SHORT EXERCISE: Determine how many lines contain the string "пользования". Respond with that number and nothing more.

Stored entries
******************************

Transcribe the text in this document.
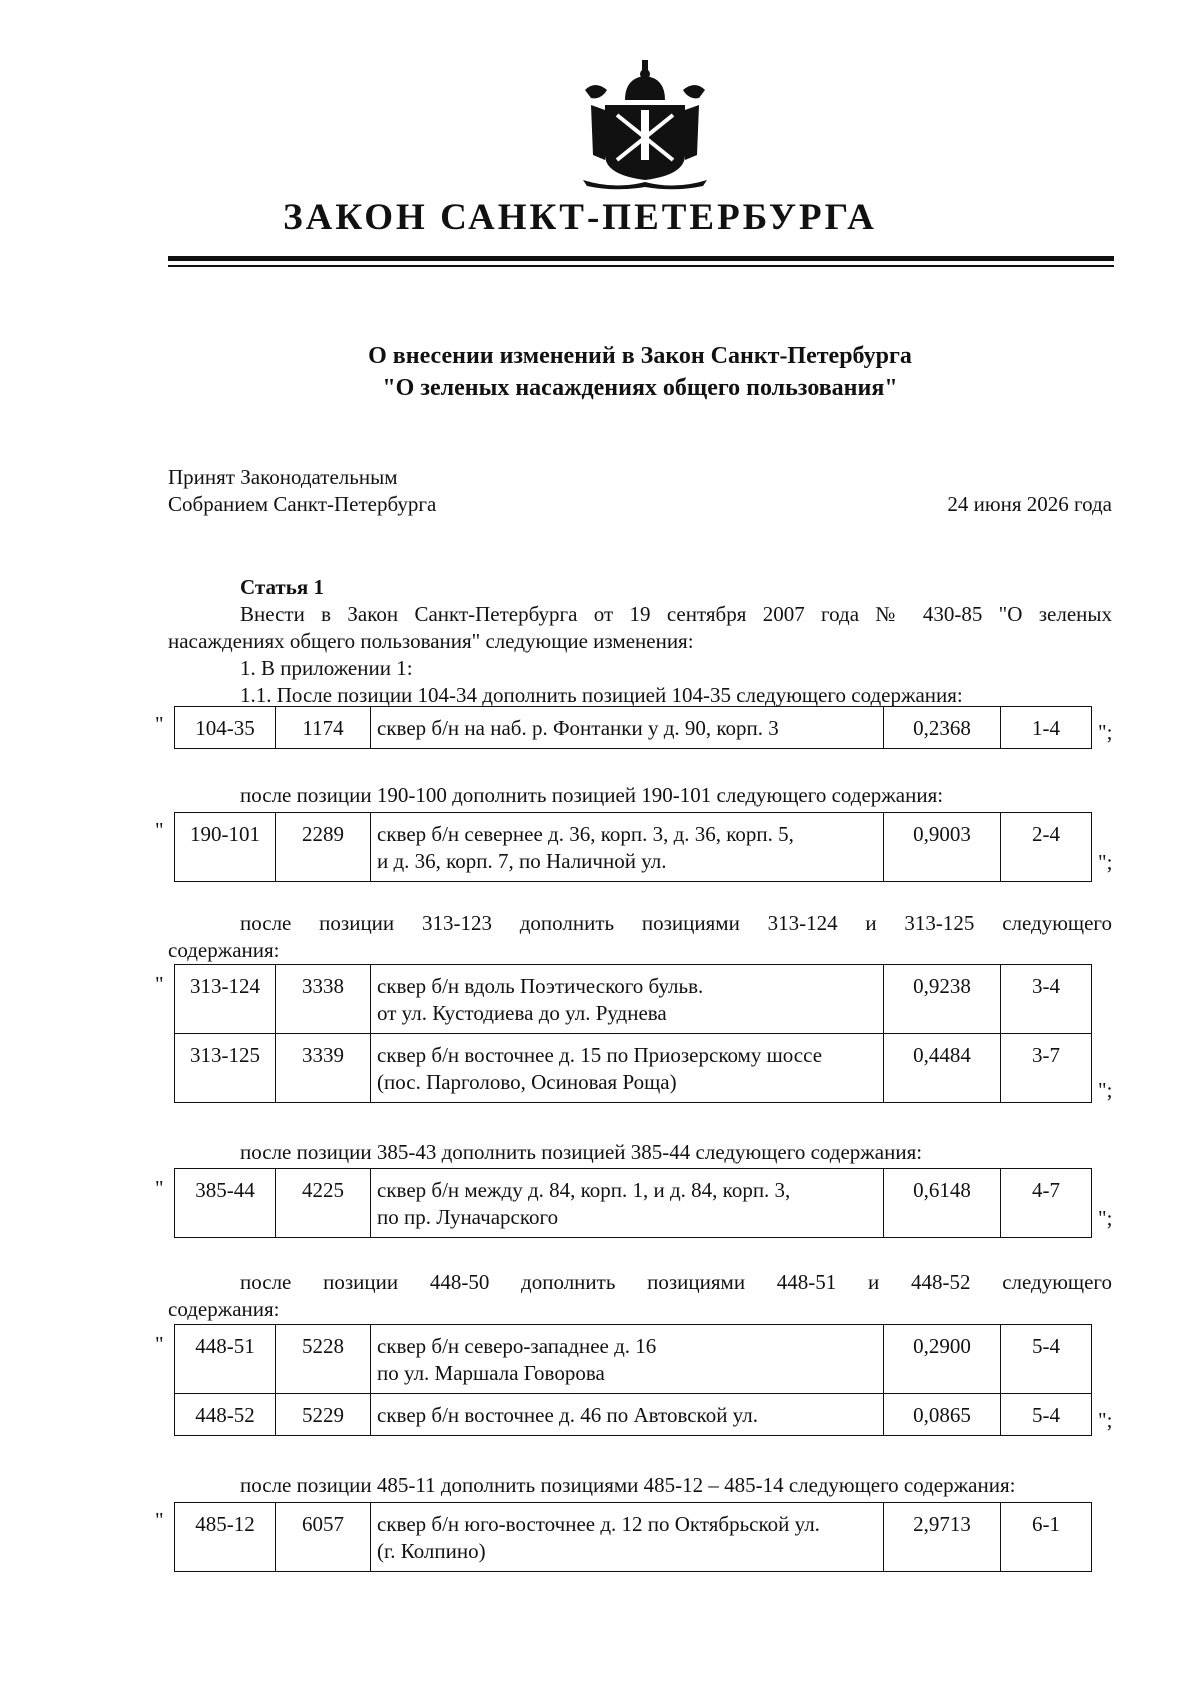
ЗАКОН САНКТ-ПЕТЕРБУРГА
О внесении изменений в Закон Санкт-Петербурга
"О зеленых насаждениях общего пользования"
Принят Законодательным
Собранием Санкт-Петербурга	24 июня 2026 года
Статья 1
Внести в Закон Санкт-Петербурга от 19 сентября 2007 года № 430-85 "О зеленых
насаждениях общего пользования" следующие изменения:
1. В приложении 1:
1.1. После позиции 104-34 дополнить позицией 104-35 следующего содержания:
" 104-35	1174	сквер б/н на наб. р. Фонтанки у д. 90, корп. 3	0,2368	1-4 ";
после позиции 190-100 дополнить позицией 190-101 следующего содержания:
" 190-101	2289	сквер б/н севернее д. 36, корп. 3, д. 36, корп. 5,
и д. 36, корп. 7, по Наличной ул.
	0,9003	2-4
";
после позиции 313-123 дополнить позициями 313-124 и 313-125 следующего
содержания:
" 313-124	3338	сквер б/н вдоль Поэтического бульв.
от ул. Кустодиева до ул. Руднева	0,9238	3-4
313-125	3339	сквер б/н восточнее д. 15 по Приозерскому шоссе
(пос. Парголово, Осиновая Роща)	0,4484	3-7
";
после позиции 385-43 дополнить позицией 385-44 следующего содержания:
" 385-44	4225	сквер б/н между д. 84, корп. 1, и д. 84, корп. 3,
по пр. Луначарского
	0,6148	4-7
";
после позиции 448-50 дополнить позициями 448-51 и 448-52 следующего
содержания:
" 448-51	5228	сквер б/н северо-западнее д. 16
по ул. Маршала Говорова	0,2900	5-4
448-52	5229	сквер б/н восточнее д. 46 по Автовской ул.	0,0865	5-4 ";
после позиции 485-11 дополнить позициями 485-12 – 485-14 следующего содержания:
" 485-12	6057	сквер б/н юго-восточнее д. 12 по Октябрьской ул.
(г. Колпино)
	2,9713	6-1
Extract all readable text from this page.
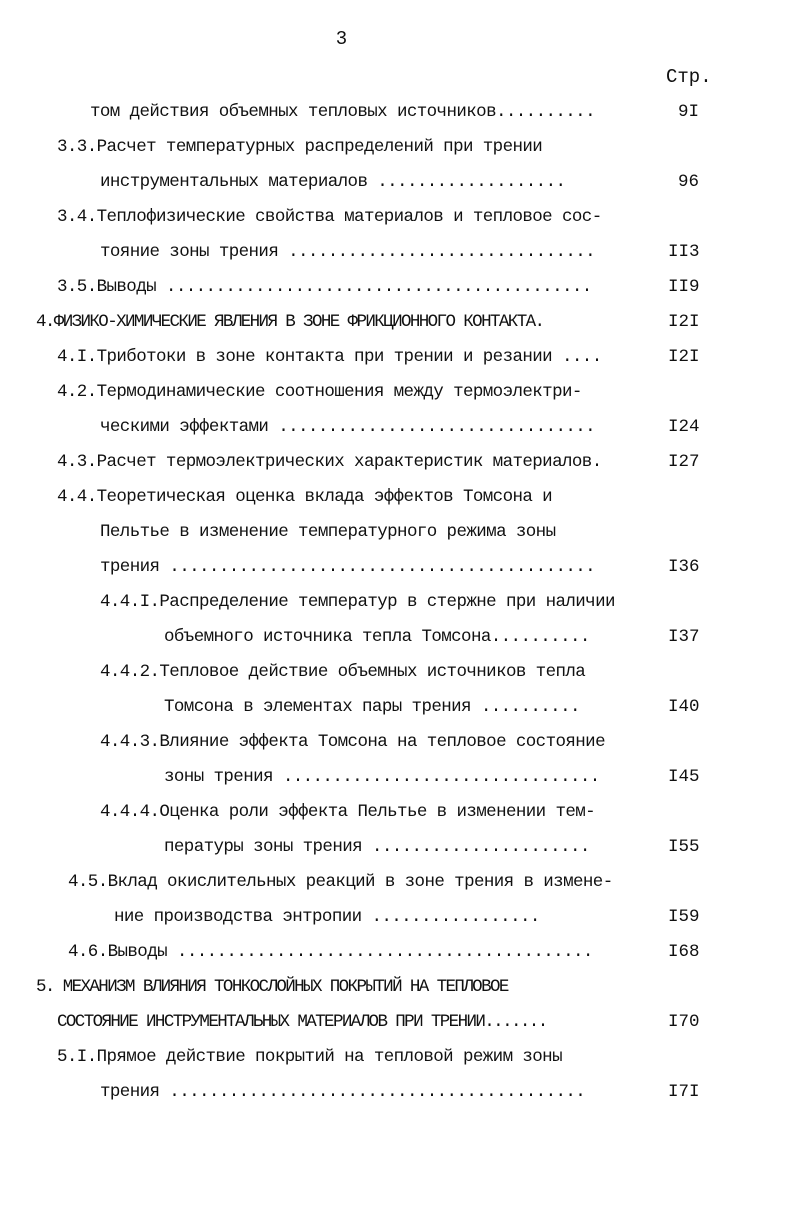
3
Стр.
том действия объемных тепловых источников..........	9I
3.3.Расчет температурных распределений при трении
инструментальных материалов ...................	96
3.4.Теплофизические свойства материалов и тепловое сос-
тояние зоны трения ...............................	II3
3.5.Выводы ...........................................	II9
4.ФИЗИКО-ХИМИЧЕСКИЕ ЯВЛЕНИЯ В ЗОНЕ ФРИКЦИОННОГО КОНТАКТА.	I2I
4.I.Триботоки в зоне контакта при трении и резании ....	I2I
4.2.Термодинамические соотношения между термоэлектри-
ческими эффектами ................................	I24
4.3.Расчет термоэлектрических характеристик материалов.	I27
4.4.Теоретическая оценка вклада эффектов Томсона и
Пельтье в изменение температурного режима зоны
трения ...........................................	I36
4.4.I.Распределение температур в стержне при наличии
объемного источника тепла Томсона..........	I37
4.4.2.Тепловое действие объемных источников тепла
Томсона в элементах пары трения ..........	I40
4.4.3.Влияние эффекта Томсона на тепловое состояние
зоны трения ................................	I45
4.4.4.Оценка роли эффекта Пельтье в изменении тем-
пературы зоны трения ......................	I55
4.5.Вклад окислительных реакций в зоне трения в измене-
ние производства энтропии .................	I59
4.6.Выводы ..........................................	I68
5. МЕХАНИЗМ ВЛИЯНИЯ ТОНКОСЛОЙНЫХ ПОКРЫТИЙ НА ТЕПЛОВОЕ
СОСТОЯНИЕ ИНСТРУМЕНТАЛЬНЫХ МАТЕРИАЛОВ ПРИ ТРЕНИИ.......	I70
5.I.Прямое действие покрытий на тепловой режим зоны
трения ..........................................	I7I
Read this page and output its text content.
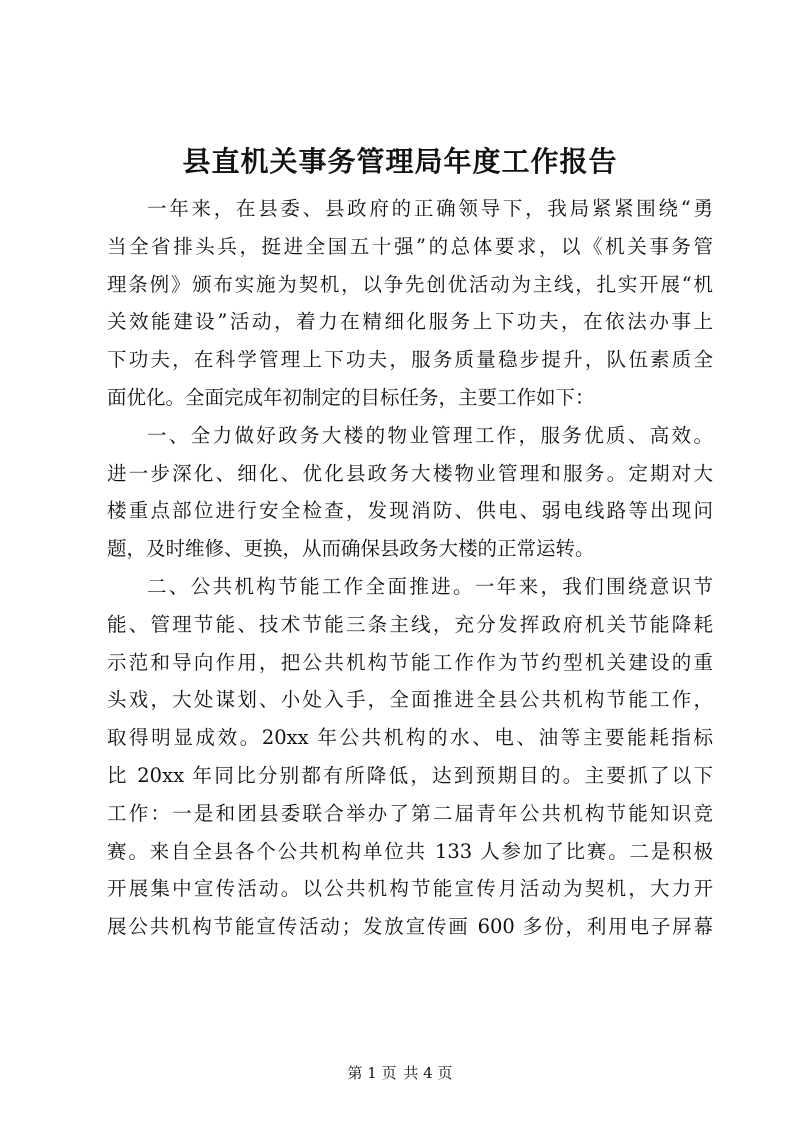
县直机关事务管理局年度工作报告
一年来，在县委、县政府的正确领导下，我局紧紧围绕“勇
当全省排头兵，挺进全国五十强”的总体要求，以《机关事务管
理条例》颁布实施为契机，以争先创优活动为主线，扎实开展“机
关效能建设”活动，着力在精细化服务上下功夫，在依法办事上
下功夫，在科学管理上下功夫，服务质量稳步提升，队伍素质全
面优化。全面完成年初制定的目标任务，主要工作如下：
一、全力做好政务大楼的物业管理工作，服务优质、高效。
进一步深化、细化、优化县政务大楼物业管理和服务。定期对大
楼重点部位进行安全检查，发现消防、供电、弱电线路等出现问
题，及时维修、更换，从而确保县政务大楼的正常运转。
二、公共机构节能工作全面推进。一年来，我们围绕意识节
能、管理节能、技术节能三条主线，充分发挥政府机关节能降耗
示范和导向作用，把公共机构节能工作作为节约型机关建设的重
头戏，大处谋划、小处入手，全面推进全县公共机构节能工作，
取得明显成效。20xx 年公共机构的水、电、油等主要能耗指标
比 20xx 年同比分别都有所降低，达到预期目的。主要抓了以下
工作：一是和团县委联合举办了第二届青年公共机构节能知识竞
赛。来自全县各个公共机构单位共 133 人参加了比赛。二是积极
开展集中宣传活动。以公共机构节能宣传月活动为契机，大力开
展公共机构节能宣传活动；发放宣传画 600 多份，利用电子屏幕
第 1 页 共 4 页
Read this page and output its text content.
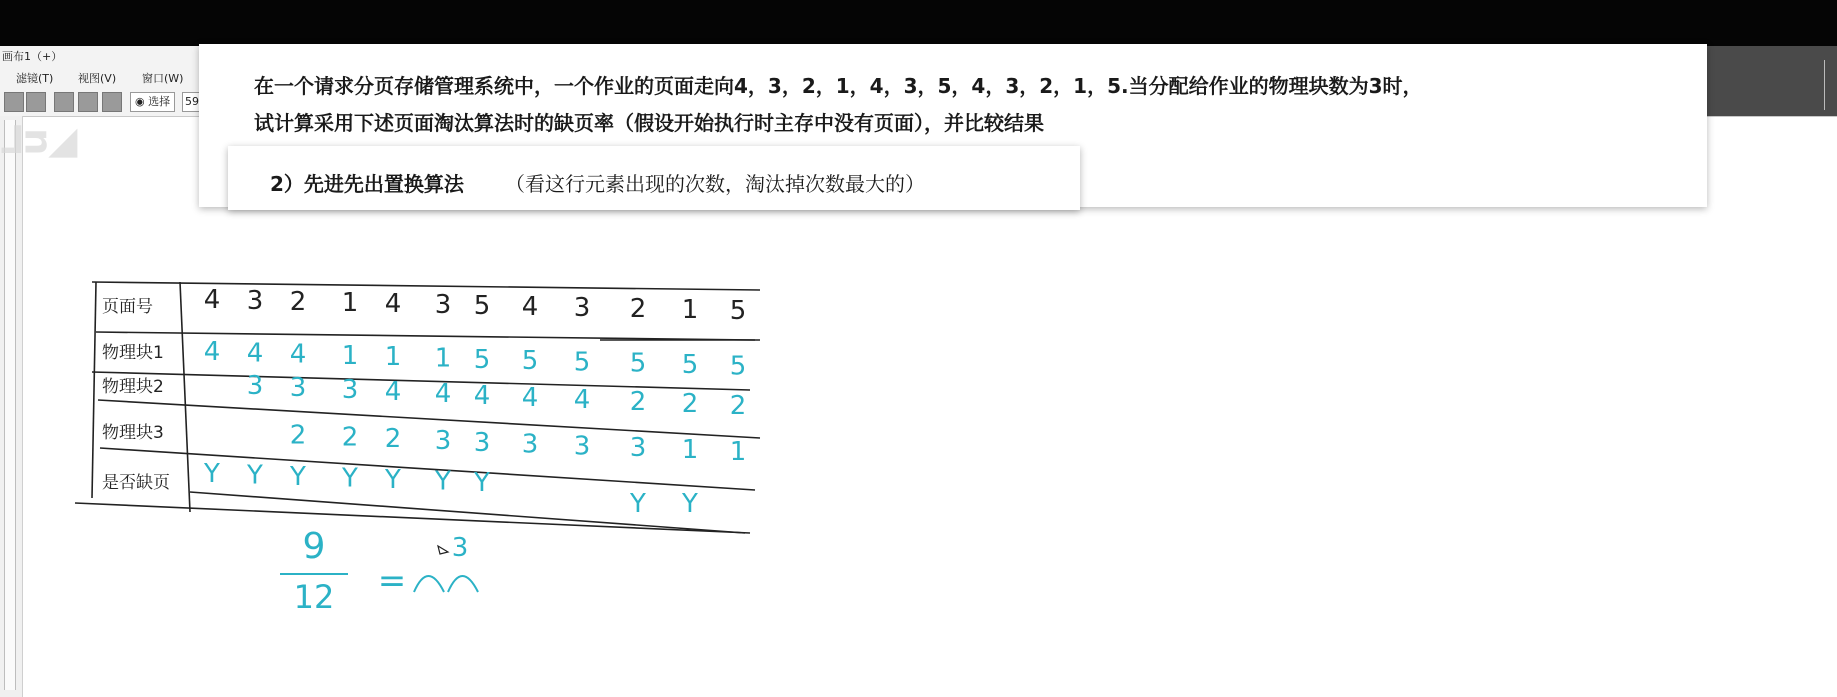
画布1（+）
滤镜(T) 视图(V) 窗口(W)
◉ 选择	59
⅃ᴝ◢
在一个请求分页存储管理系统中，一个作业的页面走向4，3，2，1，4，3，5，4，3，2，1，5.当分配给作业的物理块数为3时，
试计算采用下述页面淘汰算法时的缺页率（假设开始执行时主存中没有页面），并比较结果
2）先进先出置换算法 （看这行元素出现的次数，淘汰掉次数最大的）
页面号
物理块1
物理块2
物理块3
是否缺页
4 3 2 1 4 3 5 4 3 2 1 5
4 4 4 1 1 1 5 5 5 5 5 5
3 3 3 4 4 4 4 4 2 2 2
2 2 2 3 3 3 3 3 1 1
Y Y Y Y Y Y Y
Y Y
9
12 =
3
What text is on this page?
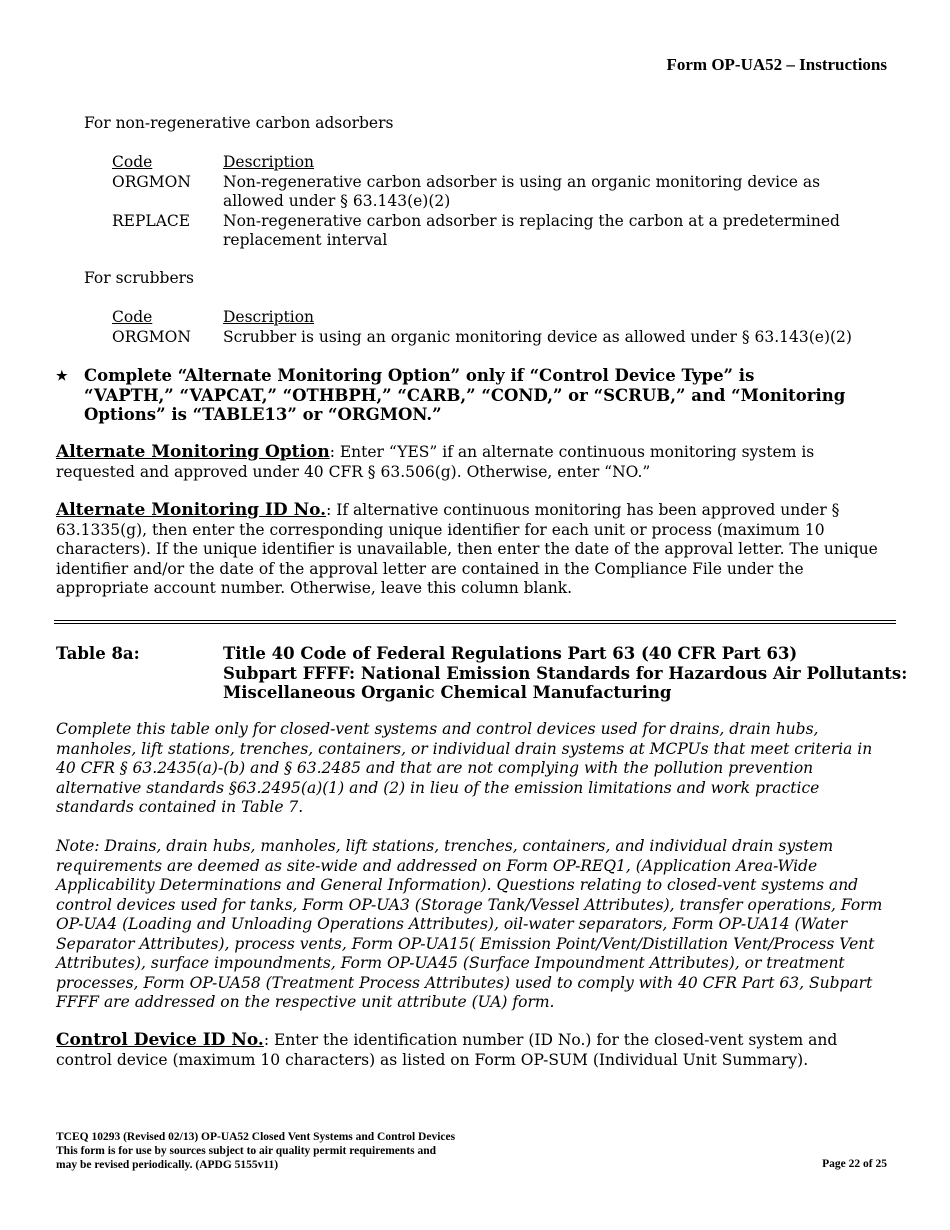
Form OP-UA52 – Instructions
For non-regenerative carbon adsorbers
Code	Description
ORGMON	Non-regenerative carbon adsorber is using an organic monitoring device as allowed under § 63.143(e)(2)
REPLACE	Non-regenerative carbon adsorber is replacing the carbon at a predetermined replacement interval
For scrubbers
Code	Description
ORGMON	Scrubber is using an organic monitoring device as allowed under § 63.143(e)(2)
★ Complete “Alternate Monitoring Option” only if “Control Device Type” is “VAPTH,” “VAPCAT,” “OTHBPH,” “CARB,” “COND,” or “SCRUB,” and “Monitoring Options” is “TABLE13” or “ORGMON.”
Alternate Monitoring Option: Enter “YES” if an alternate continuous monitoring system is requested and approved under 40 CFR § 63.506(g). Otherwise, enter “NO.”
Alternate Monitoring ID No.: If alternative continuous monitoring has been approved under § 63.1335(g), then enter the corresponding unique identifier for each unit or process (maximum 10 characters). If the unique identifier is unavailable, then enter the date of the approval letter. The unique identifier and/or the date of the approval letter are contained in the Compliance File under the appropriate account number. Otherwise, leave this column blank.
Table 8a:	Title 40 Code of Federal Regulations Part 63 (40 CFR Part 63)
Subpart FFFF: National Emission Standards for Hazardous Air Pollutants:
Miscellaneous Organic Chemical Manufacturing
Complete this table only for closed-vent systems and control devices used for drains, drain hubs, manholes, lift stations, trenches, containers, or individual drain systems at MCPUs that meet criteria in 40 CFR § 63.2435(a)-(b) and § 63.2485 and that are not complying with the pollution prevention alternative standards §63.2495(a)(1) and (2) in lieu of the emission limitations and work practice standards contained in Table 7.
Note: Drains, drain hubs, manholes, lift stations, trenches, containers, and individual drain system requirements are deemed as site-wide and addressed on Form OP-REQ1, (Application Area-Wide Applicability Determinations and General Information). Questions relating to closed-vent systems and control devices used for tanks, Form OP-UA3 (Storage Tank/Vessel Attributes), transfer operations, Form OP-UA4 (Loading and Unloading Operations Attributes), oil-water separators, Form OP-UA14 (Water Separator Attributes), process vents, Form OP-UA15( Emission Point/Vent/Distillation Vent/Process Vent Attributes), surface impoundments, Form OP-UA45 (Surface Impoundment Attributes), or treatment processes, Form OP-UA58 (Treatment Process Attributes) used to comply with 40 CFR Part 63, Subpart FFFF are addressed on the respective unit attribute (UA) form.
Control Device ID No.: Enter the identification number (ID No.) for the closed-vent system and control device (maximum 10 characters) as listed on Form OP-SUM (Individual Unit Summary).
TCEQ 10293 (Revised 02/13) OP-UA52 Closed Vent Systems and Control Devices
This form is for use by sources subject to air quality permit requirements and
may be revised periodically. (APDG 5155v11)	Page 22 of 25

******************************

REPLY: 2